• [Your objective] Rewrite the records from the line with "cell-no: 32: [44, 889, 83, 914]" up to and including the line with "cell-no: 24: [44, 689, 83, 714]", putting "cell-drawing-number" in place of "cell-drawing-no" and keeping everything else unchanged.

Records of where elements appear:
[Begin]
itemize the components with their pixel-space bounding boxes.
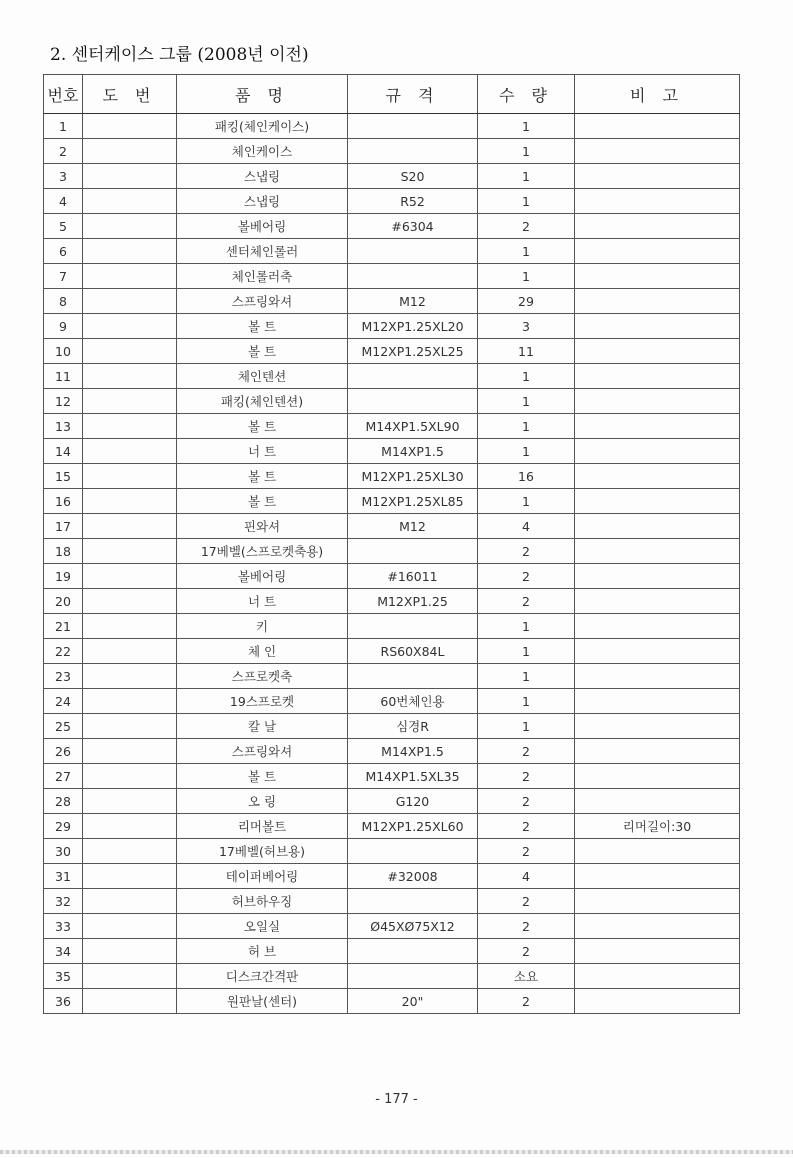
cell-no: 32: [44, 889, 83, 914]
cell-remarks: [575, 639, 740, 664]
table-row: [44, 289, 740, 314]
cell-item-name: 테이퍼베어링: [177, 864, 348, 889]
table-row: [44, 764, 740, 789]
cell-drawing-no: [83, 914, 177, 939]
cell-no: 24: [44, 689, 83, 714]
cell-item-name: 볼 트: [177, 339, 348, 364]
table-row: [44, 564, 740, 589]
cell-drawing-no: [83, 414, 177, 439]
cell-item-name: 체인텐션: [177, 364, 348, 389]
cell-qty: 4: [478, 514, 575, 539]
cell-remarks: [575, 839, 740, 864]
cell-qty: 1: [478, 614, 575, 639]
cell-drawing-no: [83, 614, 177, 639]
cell-item-name: 핀와셔: [177, 514, 348, 539]
cell-drawing-no: [83, 864, 177, 889]
cell-no: 14: [44, 439, 83, 464]
cell-spec: M12XP1.25XL85: [348, 489, 478, 514]
cell-spec: 심경R: [348, 714, 478, 739]
table-row: [44, 339, 740, 364]
cell-remarks: [575, 514, 740, 539]
cell-drawing-no: [83, 264, 177, 289]
cell-qty: 2: [478, 989, 575, 1014]
cell-item-name: 스프링와셔: [177, 289, 348, 314]
table-row: [44, 414, 740, 439]
cell-item-name: 원판날(센터): [177, 989, 348, 1014]
cell-remarks: [575, 989, 740, 1014]
cell-qty: 1: [478, 114, 575, 139]
table-row: [44, 964, 740, 989]
table-row: [44, 714, 740, 739]
cell-drawing-no: [83, 589, 177, 614]
table-row: [44, 839, 740, 864]
table-row: [44, 639, 740, 664]
cell-drawing-no: [83, 739, 177, 764]
cell-spec: G120: [348, 789, 478, 814]
cell-item-name: 오일실: [177, 914, 348, 939]
cell-item-name: 체인케이스: [177, 139, 348, 164]
cell-qty: 4: [478, 864, 575, 889]
cell-drawing-no: [83, 964, 177, 989]
cell-remarks: [575, 964, 740, 989]
cell-drawing-no: [83, 189, 177, 214]
cell-no: 28: [44, 789, 83, 814]
header-spec: 규 격: [348, 75, 478, 114]
cell-no: 21: [44, 614, 83, 639]
table-header-row: [44, 75, 740, 114]
cell-drawing-no: [83, 714, 177, 739]
cell-qty: 1: [478, 239, 575, 264]
cell-drawing-no: [83, 839, 177, 864]
cell-remarks: [575, 914, 740, 939]
header-item-name: 품 명: [177, 75, 348, 114]
cell-remarks: [575, 139, 740, 164]
cell-qty: 1: [478, 714, 575, 739]
cell-spec: M12XP1.25XL30: [348, 464, 478, 489]
cell-remarks: [575, 664, 740, 689]
table-row: [44, 864, 740, 889]
scan-edge-divider: [0, 1150, 793, 1154]
cell-drawing-no: [83, 564, 177, 589]
cell-no: 29: [44, 814, 83, 839]
cell-spec: [348, 939, 478, 964]
cell-item-name: 디스크간격판: [177, 964, 348, 989]
cell-item-name: 19스프로켓: [177, 689, 348, 714]
cell-qty: 1: [478, 189, 575, 214]
cell-no: 12: [44, 389, 83, 414]
cell-spec: M12XP1.25XL25: [348, 339, 478, 364]
cell-spec: RS60X84L: [348, 639, 478, 664]
cell-spec: M12XP1.25XL60: [348, 814, 478, 839]
cell-item-name: 허브하우징: [177, 889, 348, 914]
cell-drawing-no: [83, 514, 177, 539]
cell-item-name: 오 링: [177, 789, 348, 814]
cell-no: 20: [44, 589, 83, 614]
parts-table: [43, 74, 740, 1014]
cell-qty: 29: [478, 289, 575, 314]
cell-spec: M14XP1.5: [348, 439, 478, 464]
cell-remarks: [575, 939, 740, 964]
cell-qty: 2: [478, 739, 575, 764]
cell-spec: [348, 889, 478, 914]
cell-item-name: 허 브: [177, 939, 348, 964]
cell-spec: S20: [348, 164, 478, 189]
cell-drawing-no: [83, 764, 177, 789]
cell-drawing-no: [83, 364, 177, 389]
cell-no: 3: [44, 164, 83, 189]
cell-remarks: [575, 564, 740, 589]
cell-item-name: 볼베어링: [177, 214, 348, 239]
cell-drawing-no: [83, 239, 177, 264]
cell-qty: 2: [478, 839, 575, 864]
cell-no: 2: [44, 139, 83, 164]
cell-drawing-no: [83, 339, 177, 364]
cell-qty: 1: [478, 664, 575, 689]
table-row: [44, 139, 740, 164]
cell-drawing-no: [83, 639, 177, 664]
cell-qty: 1: [478, 639, 575, 664]
cell-remarks: 리머길이:30: [575, 814, 740, 839]
cell-qty: 2: [478, 814, 575, 839]
cell-drawing-no: [83, 139, 177, 164]
cell-item-name: 볼 트: [177, 414, 348, 439]
cell-item-name: 키: [177, 614, 348, 639]
cell-spec: [348, 539, 478, 564]
cell-no: 19: [44, 564, 83, 589]
cell-item-name: 스냅링: [177, 189, 348, 214]
cell-no: 26: [44, 739, 83, 764]
cell-no: 9: [44, 314, 83, 339]
table-row: [44, 314, 740, 339]
cell-no: 13: [44, 414, 83, 439]
table-row: [44, 914, 740, 939]
table-row: [44, 464, 740, 489]
table-row: [44, 489, 740, 514]
cell-no: 18: [44, 539, 83, 564]
cell-spec: [348, 364, 478, 389]
cell-remarks: [575, 539, 740, 564]
table-row: [44, 539, 740, 564]
cell-spec: #6304: [348, 214, 478, 239]
table-row: [44, 939, 740, 964]
cell-spec: #16011: [348, 564, 478, 589]
cell-remarks: [575, 239, 740, 264]
cell-spec: [348, 964, 478, 989]
cell-remarks: [575, 464, 740, 489]
table-row: [44, 689, 740, 714]
cell-qty: 1: [478, 489, 575, 514]
cell-remarks: [575, 439, 740, 464]
cell-item-name: 볼 트: [177, 489, 348, 514]
cell-qty: 2: [478, 914, 575, 939]
table-row: [44, 364, 740, 389]
cell-qty: 3: [478, 314, 575, 339]
table-row: [44, 189, 740, 214]
cell-spec: M12XP1.25: [348, 589, 478, 614]
cell-remarks: [575, 889, 740, 914]
cell-no: 34: [44, 939, 83, 964]
cell-remarks: [575, 739, 740, 764]
header-drawing-no: 도 번: [83, 75, 177, 114]
cell-drawing-no: [83, 689, 177, 714]
cell-spec: [348, 114, 478, 139]
cell-no: 25: [44, 714, 83, 739]
table-row: [44, 814, 740, 839]
table-row: [44, 514, 740, 539]
cell-drawing-no: [83, 439, 177, 464]
cell-remarks: [575, 214, 740, 239]
cell-qty: 11: [478, 339, 575, 364]
cell-remarks: [575, 114, 740, 139]
cell-spec: [348, 139, 478, 164]
cell-remarks: [575, 689, 740, 714]
cell-drawing-no: [83, 664, 177, 689]
cell-item-name: 스프링와셔: [177, 739, 348, 764]
table-row: [44, 589, 740, 614]
cell-qty: 2: [478, 789, 575, 814]
table-row: [44, 989, 740, 1014]
cell-spec: M12: [348, 514, 478, 539]
header-remarks: 비 고: [575, 75, 740, 114]
cell-remarks: [575, 364, 740, 389]
cell-item-name: 17베벨(스프로켓축용): [177, 539, 348, 564]
cell-drawing-no: [83, 464, 177, 489]
cell-remarks: [575, 289, 740, 314]
cell-item-name: 너 트: [177, 589, 348, 614]
cell-qty: 1: [478, 439, 575, 464]
cell-item-name: 너 트: [177, 439, 348, 464]
cell-no: 8: [44, 289, 83, 314]
page-title: 2. 센터케이스 그룹 (2008년 이전): [50, 45, 309, 65]
cell-no: 22: [44, 639, 83, 664]
cell-qty: 1: [478, 689, 575, 714]
cell-qty: 1: [478, 139, 575, 164]
cell-spec: #32008: [348, 864, 478, 889]
cell-no: 17: [44, 514, 83, 539]
cell-remarks: [575, 489, 740, 514]
table-body: [44, 114, 740, 1014]
cell-spec: R52: [348, 189, 478, 214]
header-no: 번호: [44, 75, 83, 114]
cell-no: 23: [44, 664, 83, 689]
cell-spec: [348, 264, 478, 289]
cell-item-name: 17베벨(허브용): [177, 839, 348, 864]
cell-qty: 2: [478, 589, 575, 614]
cell-no: 15: [44, 464, 83, 489]
cell-spec: [348, 839, 478, 864]
cell-item-name: 패킹(체인텐션): [177, 389, 348, 414]
cell-no: 1: [44, 114, 83, 139]
cell-remarks: [575, 314, 740, 339]
cell-qty: 16: [478, 464, 575, 489]
cell-no: 10: [44, 339, 83, 364]
cell-spec: [348, 614, 478, 639]
cell-item-name: 체 인: [177, 639, 348, 664]
table-row: [44, 214, 740, 239]
cell-qty: 소요: [478, 964, 575, 989]
cell-remarks: [575, 164, 740, 189]
cell-drawing-no: [83, 939, 177, 964]
cell-qty: 1: [478, 364, 575, 389]
table-row: [44, 239, 740, 264]
cell-remarks: [575, 614, 740, 639]
cell-no: 6: [44, 239, 83, 264]
cell-qty: 2: [478, 564, 575, 589]
cell-item-name: 볼베어링: [177, 564, 348, 589]
table-row: [44, 164, 740, 189]
cell-qty: 1: [478, 414, 575, 439]
cell-no: 33: [44, 914, 83, 939]
cell-qty: 2: [478, 539, 575, 564]
cell-qty: 2: [478, 889, 575, 914]
table-row: [44, 889, 740, 914]
cell-qty: 1: [478, 164, 575, 189]
table-row: [44, 439, 740, 464]
table-row: [44, 739, 740, 764]
cell-no: 31: [44, 864, 83, 889]
cell-qty: 1: [478, 389, 575, 414]
cell-item-name: 센터체인롤러: [177, 239, 348, 264]
cell-item-name: 볼 트: [177, 764, 348, 789]
cell-qty: 1: [478, 264, 575, 289]
table-row: [44, 614, 740, 639]
cell-remarks: [575, 589, 740, 614]
cell-drawing-no: [83, 489, 177, 514]
cell-drawing-no: [83, 814, 177, 839]
cell-no: 35: [44, 964, 83, 989]
table-row: [44, 264, 740, 289]
page-number: - 177 -: [375, 1092, 418, 1107]
cell-drawing-no: [83, 214, 177, 239]
cell-drawing-no: [83, 539, 177, 564]
cell-remarks: [575, 714, 740, 739]
cell-no: 5: [44, 214, 83, 239]
cell-item-name: 스프로켓축: [177, 664, 348, 689]
cell-remarks: [575, 389, 740, 414]
cell-spec: [348, 664, 478, 689]
cell-qty: 2: [478, 214, 575, 239]
cell-drawing-no: [83, 389, 177, 414]
cell-no: 16: [44, 489, 83, 514]
cell-drawing-no: [83, 314, 177, 339]
cell-spec: 20": [348, 989, 478, 1014]
cell-remarks: [575, 339, 740, 364]
cell-drawing-no: [83, 989, 177, 1014]
cell-spec: M14XP1.5XL90: [348, 414, 478, 439]
cell-item-name: 칼 날: [177, 714, 348, 739]
table-row: [44, 114, 740, 139]
cell-drawing-no: [83, 164, 177, 189]
cell-item-name: 스냅링: [177, 164, 348, 189]
table-row: [44, 389, 740, 414]
cell-remarks: [575, 764, 740, 789]
cell-no: 27: [44, 764, 83, 789]
cell-drawing-no: [83, 289, 177, 314]
cell-remarks: [575, 264, 740, 289]
cell-spec: M12XP1.25XL20: [348, 314, 478, 339]
cell-drawing-no: [83, 889, 177, 914]
cell-drawing-no: [83, 789, 177, 814]
cell-item-name: 볼 트: [177, 464, 348, 489]
cell-item-name: 체인롤러축: [177, 264, 348, 289]
cell-no: 36: [44, 989, 83, 1014]
cell-remarks: [575, 189, 740, 214]
cell-remarks: [575, 414, 740, 439]
cell-item-name: 볼 트: [177, 314, 348, 339]
cell-item-name: 리머볼트: [177, 814, 348, 839]
cell-drawing-no: [83, 114, 177, 139]
cell-spec: M12: [348, 289, 478, 314]
cell-spec: [348, 239, 478, 264]
cell-spec: Ø45XØ75X12: [348, 914, 478, 939]
cell-spec: 60번체인용: [348, 689, 478, 714]
cell-item-name: 패킹(체인케이스): [177, 114, 348, 139]
cell-remarks: [575, 789, 740, 814]
cell-spec: M14XP1.5: [348, 739, 478, 764]
cell-no: 11: [44, 364, 83, 389]
cell-no: 4: [44, 189, 83, 214]
table-row: [44, 789, 740, 814]
cell-no: 7: [44, 264, 83, 289]
header-qty: 수 량: [478, 75, 575, 114]
cell-qty: 2: [478, 764, 575, 789]
cell-no: 30: [44, 839, 83, 864]
cell-spec: [348, 389, 478, 414]
cell-remarks: [575, 864, 740, 889]
cell-qty: 2: [478, 939, 575, 964]
cell-spec: M14XP1.5XL35: [348, 764, 478, 789]
table-row: [44, 664, 740, 689]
[End]
• [Exercise result]
cell-no: 32: [44, 889, 83, 914]
cell-remarks: [575, 639, 740, 664]
table-row: [44, 289, 740, 314]
cell-item-name: 테이퍼베어링: [177, 864, 348, 889]
table-row: [44, 764, 740, 789]
cell-drawing-number: [83, 914, 177, 939]
cell-no: 24: [44, 689, 83, 714]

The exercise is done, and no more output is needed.